The request:
Find every line in the records below that holds the word "syscalls", and copy it out.
^^^^^^^^
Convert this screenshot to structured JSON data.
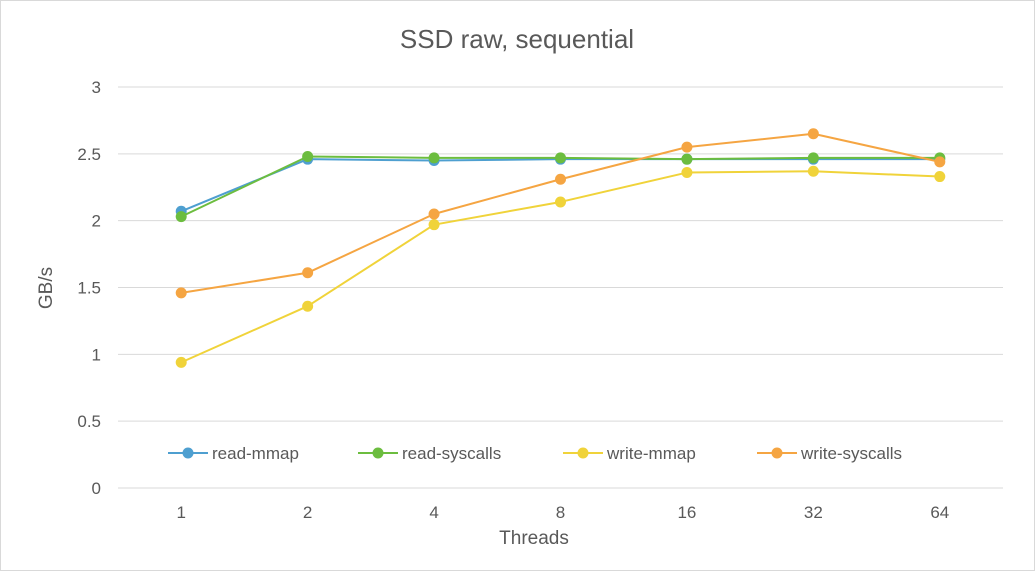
{
  "chart_data": {
    "type": "line",
    "title": "SSD raw, sequential",
    "xlabel": "Threads",
    "ylabel": "GB/s",
    "categories": [
      "1",
      "2",
      "4",
      "8",
      "16",
      "32",
      "64"
    ],
    "ylim": [
      0,
      3
    ],
    "yticks": [
      "0",
      "0.5",
      "1",
      "1.5",
      "2",
      "2.5",
      "3"
    ],
    "grid": true,
    "legend": "bottom-inside",
    "series": [
      {
        "name": "read-mmap",
        "color": "#4e9fd0",
        "values": [
          2.07,
          2.46,
          2.45,
          2.46,
          2.46,
          2.46,
          2.46
        ]
      },
      {
        "name": "read-syscalls",
        "color": "#6cbd3f",
        "values": [
          2.03,
          2.48,
          2.47,
          2.47,
          2.46,
          2.47,
          2.47
        ]
      },
      {
        "name": "write-mmap",
        "color": "#f0d33a",
        "values": [
          0.94,
          1.36,
          1.97,
          2.14,
          2.36,
          2.37,
          2.33
        ]
      },
      {
        "name": "write-syscalls",
        "color": "#f5a542",
        "values": [
          1.46,
          1.61,
          2.05,
          2.31,
          2.55,
          2.65,
          2.44
        ]
      }
    ]
  }
}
^^^^^^^^
Response:
        "name": "read-syscalls",
        "name": "write-syscalls",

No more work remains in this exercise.